Extracted data entries:
=-=-=-=-=
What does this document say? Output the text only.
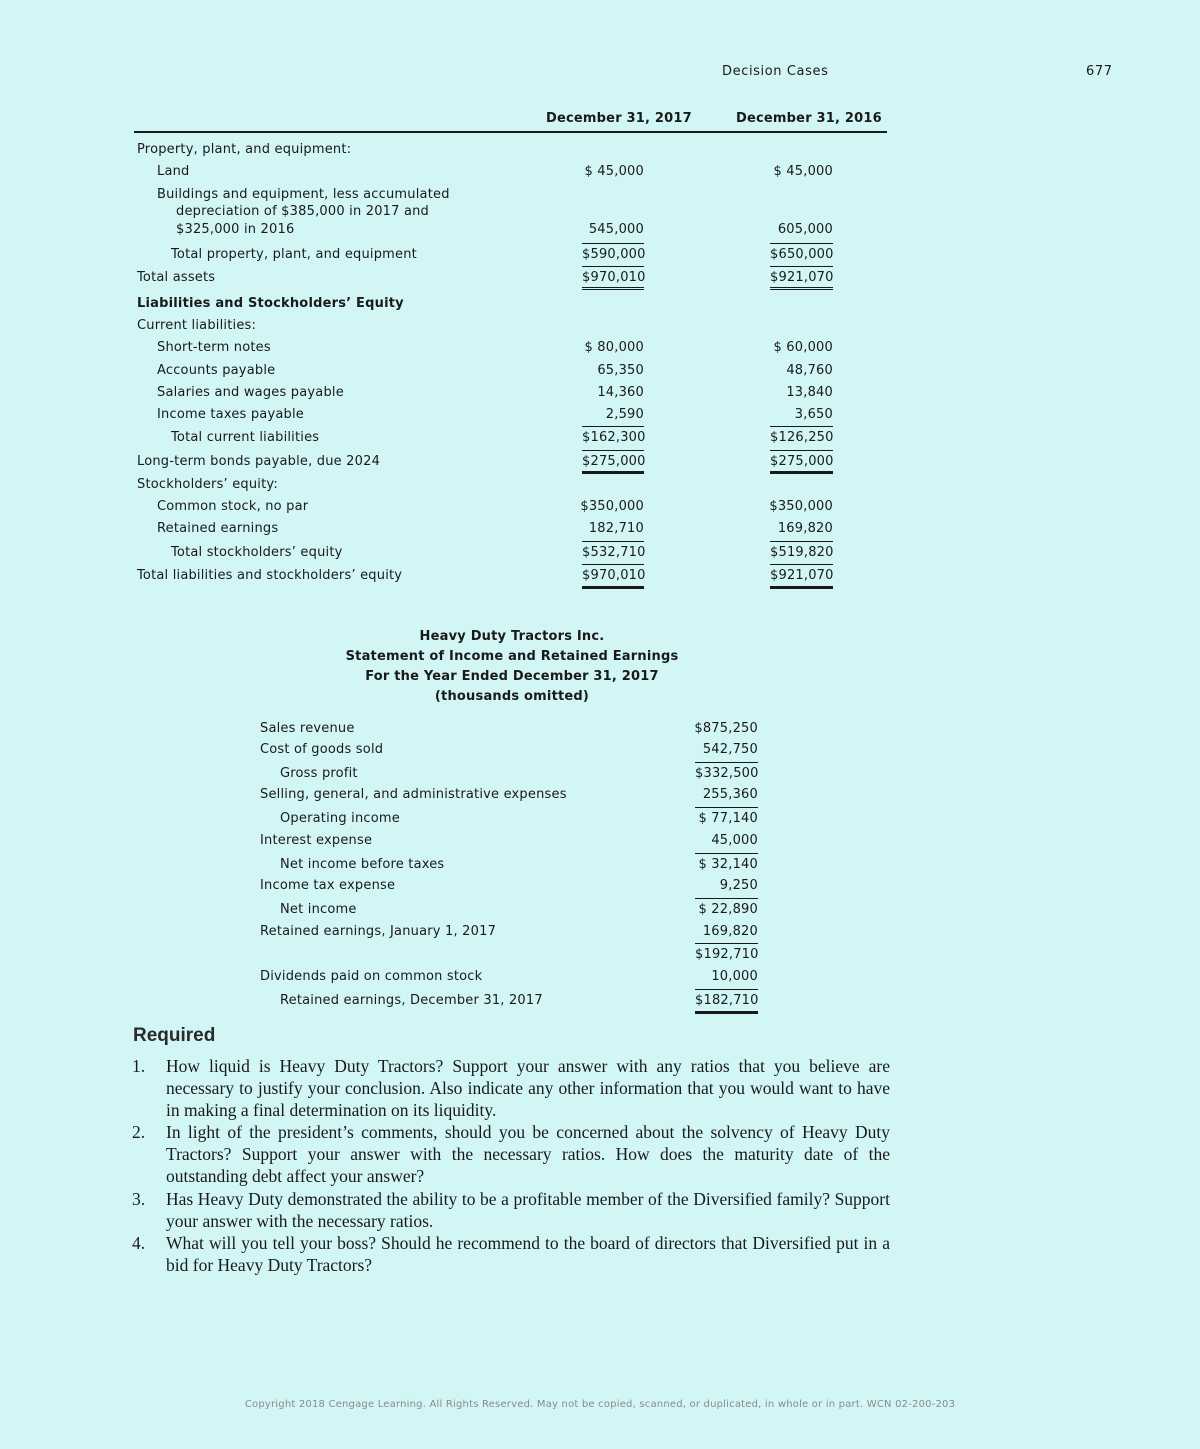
Decision Cases	677
December 31, 2017	December 31, 2016
Property, plant, and equipment:
Land	$ 45,000	$ 45,000
Buildings and equipment, less accumulated
depreciation of $385,000 in 2017 and
$325,000 in 2016	545,000	605,000
Total property, plant, and equipment	$590,000	$650,000
Total assets	$970,010	$921,070
Liabilities and Stockholders’ Equity
Current liabilities:
Short-term notes	$ 80,000	$ 60,000
Accounts payable	65,350	48,760
Salaries and wages payable	14,360	13,840
Income taxes payable	2,590	3,650
Total current liabilities	$162,300	$126,250
Long-term bonds payable, due 2024	$275,000	$275,000
Stockholders’ equity:
Common stock, no par	$350,000	$350,000
Retained earnings	182,710	169,820
Total stockholders’ equity	$532,710	$519,820
Total liabilities and stockholders’ equity	$970,010	$921,070
Heavy Duty Tractors Inc.
Statement of Income and Retained Earnings
For the Year Ended December 31, 2017
(thousands omitted)
Sales revenue	$875,250
Cost of goods sold	542,750
Gross profit	$332,500
Selling, general, and administrative expenses	255,360
Operating income	$ 77,140
Interest expense	45,000
Net income before taxes	$ 32,140
Income tax expense	9,250
Net income	$ 22,890
Retained earnings, January 1, 2017	169,820
$192,710
Dividends paid on common stock	10,000
Retained earnings, December 31, 2017	$182,710
Required
1. How liquid is Heavy Duty Tractors? Support your answer with any ratios that you believe are necessary to justify your conclusion. Also indicate any other information that you would want to have in making a final determination on its liquidity.
2. In light of the president’s comments, should you be concerned about the solvency of Heavy Duty Tractors? Support your answer with the necessary ratios. How does the maturity date of the outstanding debt affect your answer?
3. Has Heavy Duty demonstrated the ability to be a profitable member of the Diversified family? Support your answer with the necessary ratios.
4. What will you tell your boss? Should he recommend to the board of directors that Diversified put in a bid for Heavy Duty Tractors?
Copyright 2018 Cengage Learning. All Rights Reserved. May not be copied, scanned, or duplicated, in whole or in part. WCN 02-200-203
=-=-=-=-=
- **Brief**
Write out the material above once more, exactly as it reads, with no pictures.

- **Answer for this exercise**
What does this document say? Output the text only.
Decision Cases	677
December 31, 2017	December 31, 2016
Property, plant, and equipment:
Land	$ 45,000	$ 45,000
Buildings and equipment, less accumulated
depreciation of $385,000 in 2017 and
$325,000 in 2016	545,000	605,000
Total property, plant, and equipment	$590,000	$650,000
Total assets	$970,010	$921,070
Liabilities and Stockholders’ Equity
Current liabilities:
Short-term notes	$ 80,000	$ 60,000
Accounts payable	65,350	48,760
Salaries and wages payable	14,360	13,840
Income taxes payable	2,590	3,650
Total current liabilities	$162,300	$126,250
Long-term bonds payable, due 2024	$275,000	$275,000
Stockholders’ equity:
Common stock, no par	$350,000	$350,000
Retained earnings	182,710	169,820
Total stockholders’ equity	$532,710	$519,820
Total liabilities and stockholders’ equity	$970,010	$921,070
Heavy Duty Tractors Inc.
Statement of Income and Retained Earnings
For the Year Ended December 31, 2017
(thousands omitted)
Sales revenue	$875,250
Cost of goods sold	542,750
Gross profit	$332,500
Selling, general, and administrative expenses	255,360
Operating income	$ 77,140
Interest expense	45,000
Net income before taxes	$ 32,140
Income tax expense	9,250
Net income	$ 22,890
Retained earnings, January 1, 2017	169,820
$192,710
Dividends paid on common stock	10,000
Retained earnings, December 31, 2017	$182,710
Required
1. How liquid is Heavy Duty Tractors? Support your answer with any ratios that you believe are necessary to justify your conclusion. Also indicate any other information that you would want to have in making a final determination on its liquidity.
2. In light of the president’s comments, should you be concerned about the solvency of Heavy Duty Tractors? Support your answer with the necessary ratios. How does the maturity date of the outstanding debt affect your answer?
3. Has Heavy Duty demonstrated the ability to be a profitable member of the Diversified family? Support your answer with the necessary ratios.
4. What will you tell your boss? Should he recommend to the board of directors that Diversified put in a bid for Heavy Duty Tractors?
Copyright 2018 Cengage Learning. All Rights Reserved. May not be copied, scanned, or duplicated, in whole or in part. WCN 02-200-203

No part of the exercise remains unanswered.